* Start Data for this exercise *

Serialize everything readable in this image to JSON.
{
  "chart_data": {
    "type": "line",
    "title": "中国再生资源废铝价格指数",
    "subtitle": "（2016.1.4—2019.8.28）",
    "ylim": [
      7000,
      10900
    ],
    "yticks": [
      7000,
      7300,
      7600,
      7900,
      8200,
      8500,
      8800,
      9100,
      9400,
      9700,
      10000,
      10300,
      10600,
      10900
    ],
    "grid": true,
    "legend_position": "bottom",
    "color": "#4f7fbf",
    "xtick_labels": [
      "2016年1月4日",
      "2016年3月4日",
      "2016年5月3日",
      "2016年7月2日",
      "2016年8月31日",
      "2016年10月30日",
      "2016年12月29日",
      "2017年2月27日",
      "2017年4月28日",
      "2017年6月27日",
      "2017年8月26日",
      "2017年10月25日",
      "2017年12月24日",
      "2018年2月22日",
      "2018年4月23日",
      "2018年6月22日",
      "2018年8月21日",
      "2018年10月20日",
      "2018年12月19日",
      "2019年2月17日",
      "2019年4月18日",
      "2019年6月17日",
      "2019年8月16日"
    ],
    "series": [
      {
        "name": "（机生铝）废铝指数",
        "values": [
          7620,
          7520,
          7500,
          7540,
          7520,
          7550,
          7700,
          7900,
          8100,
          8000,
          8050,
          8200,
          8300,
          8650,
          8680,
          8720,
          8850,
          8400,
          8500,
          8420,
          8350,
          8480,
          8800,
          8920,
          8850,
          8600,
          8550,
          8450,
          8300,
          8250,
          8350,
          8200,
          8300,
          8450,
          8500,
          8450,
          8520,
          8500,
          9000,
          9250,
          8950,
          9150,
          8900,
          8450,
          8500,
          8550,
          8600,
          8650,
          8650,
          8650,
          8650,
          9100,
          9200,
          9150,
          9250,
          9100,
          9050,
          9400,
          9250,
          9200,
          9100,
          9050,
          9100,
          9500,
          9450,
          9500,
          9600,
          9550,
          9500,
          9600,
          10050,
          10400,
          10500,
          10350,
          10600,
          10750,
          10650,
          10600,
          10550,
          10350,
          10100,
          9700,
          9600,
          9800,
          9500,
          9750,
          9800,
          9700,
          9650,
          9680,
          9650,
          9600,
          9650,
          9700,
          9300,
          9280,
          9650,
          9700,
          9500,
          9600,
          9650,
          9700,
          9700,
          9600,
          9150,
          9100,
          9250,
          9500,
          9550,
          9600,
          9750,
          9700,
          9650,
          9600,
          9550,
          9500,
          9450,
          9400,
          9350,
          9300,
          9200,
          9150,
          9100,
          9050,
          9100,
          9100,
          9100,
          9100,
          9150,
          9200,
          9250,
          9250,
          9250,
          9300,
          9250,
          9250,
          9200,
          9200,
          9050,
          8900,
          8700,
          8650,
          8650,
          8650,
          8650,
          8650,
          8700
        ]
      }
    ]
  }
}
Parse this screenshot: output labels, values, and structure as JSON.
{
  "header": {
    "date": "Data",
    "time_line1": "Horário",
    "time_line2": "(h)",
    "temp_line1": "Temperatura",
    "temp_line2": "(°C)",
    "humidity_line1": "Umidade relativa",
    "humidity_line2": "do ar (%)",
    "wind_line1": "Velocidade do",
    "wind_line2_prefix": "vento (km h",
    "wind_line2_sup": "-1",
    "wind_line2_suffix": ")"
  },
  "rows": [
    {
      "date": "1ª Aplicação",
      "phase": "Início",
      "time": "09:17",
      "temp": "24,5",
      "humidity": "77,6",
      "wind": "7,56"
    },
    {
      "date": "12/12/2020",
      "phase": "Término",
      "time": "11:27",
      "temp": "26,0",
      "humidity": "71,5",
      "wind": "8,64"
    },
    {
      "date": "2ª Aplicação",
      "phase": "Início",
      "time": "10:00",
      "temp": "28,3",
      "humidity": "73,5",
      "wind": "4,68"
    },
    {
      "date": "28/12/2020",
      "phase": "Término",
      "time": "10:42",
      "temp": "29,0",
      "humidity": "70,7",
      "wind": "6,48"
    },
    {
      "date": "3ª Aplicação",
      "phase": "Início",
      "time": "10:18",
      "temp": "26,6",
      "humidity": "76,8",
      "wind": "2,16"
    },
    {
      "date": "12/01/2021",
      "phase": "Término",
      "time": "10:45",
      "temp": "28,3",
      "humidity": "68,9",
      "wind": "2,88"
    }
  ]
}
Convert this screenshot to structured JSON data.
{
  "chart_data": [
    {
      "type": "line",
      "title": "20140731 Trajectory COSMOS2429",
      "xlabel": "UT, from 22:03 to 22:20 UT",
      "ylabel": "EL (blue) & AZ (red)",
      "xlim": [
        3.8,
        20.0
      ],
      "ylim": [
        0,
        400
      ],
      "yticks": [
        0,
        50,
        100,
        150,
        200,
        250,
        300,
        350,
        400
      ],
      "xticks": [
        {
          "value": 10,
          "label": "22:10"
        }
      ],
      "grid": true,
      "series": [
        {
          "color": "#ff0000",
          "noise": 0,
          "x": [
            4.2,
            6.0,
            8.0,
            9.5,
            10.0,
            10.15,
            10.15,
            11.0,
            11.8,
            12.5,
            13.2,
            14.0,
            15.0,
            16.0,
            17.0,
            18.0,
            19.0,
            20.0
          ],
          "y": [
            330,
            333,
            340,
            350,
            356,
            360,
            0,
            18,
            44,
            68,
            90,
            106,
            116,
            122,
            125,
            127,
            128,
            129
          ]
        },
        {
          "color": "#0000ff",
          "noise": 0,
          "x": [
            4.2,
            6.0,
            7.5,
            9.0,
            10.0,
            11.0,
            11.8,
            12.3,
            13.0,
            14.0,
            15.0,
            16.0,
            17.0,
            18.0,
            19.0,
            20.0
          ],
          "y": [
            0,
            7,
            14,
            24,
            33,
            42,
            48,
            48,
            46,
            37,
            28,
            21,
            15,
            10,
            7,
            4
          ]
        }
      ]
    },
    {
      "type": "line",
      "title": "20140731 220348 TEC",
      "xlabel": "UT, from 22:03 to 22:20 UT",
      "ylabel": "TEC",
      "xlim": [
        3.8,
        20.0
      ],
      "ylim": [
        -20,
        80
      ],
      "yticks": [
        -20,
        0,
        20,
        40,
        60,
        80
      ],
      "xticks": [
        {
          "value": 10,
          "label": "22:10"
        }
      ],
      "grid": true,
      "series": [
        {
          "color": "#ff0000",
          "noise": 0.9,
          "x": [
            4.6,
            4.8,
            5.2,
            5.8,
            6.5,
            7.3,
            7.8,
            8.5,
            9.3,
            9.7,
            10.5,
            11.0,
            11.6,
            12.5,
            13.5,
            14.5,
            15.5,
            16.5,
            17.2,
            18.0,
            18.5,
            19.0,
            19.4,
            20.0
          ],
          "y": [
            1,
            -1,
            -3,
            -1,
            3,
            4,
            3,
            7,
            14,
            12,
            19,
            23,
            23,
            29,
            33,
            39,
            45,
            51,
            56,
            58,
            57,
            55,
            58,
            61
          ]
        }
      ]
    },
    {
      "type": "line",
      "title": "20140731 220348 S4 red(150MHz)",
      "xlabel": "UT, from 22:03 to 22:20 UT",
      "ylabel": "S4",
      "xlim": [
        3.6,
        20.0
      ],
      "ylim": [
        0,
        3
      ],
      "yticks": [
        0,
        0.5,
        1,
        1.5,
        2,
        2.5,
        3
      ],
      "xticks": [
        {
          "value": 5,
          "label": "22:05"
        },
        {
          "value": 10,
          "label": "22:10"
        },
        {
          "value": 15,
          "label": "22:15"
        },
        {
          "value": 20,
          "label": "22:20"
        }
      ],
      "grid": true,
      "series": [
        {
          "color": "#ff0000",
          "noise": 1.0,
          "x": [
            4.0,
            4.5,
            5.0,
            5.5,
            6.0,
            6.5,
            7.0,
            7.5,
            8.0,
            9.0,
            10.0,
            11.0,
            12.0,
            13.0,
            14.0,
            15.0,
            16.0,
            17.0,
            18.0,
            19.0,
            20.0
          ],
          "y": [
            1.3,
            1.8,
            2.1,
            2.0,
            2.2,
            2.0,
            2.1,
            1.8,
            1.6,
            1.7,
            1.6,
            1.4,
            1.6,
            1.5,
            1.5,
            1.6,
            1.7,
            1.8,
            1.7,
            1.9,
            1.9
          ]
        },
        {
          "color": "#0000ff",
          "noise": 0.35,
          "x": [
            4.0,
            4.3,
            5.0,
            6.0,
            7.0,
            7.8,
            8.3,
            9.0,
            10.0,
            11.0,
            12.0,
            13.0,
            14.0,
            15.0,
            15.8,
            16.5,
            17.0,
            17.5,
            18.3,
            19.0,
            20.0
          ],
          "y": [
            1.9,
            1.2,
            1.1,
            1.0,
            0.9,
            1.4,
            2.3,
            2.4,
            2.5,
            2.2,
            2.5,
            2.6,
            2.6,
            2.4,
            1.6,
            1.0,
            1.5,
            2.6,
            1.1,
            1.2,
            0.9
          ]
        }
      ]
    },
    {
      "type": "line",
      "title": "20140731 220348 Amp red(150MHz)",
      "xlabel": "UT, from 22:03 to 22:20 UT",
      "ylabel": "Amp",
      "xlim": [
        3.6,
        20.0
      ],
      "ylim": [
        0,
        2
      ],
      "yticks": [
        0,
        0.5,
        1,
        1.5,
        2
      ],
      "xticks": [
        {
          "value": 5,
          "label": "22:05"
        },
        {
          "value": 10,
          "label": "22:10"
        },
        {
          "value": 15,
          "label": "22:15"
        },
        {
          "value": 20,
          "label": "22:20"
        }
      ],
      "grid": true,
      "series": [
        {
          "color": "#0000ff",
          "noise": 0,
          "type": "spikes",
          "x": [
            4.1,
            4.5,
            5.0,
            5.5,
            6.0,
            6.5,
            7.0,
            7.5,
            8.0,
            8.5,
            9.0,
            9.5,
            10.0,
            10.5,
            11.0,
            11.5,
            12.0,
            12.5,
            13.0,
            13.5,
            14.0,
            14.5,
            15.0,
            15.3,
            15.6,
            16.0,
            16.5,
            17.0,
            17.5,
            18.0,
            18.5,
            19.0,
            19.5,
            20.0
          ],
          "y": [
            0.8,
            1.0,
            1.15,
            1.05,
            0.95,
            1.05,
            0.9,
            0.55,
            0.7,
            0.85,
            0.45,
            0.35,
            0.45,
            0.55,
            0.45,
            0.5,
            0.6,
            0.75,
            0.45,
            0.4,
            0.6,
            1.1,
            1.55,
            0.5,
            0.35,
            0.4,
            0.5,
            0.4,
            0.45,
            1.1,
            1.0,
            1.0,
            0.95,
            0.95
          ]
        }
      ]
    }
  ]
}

* End Data for this exercise *

§ What is expected: Lines containing the string "Aplicação" are to be selected and copied.

§ Written solution:
      "date": "1ª Aplicação",
      "date": "2ª Aplicação",
      "date": "3ª Aplicação",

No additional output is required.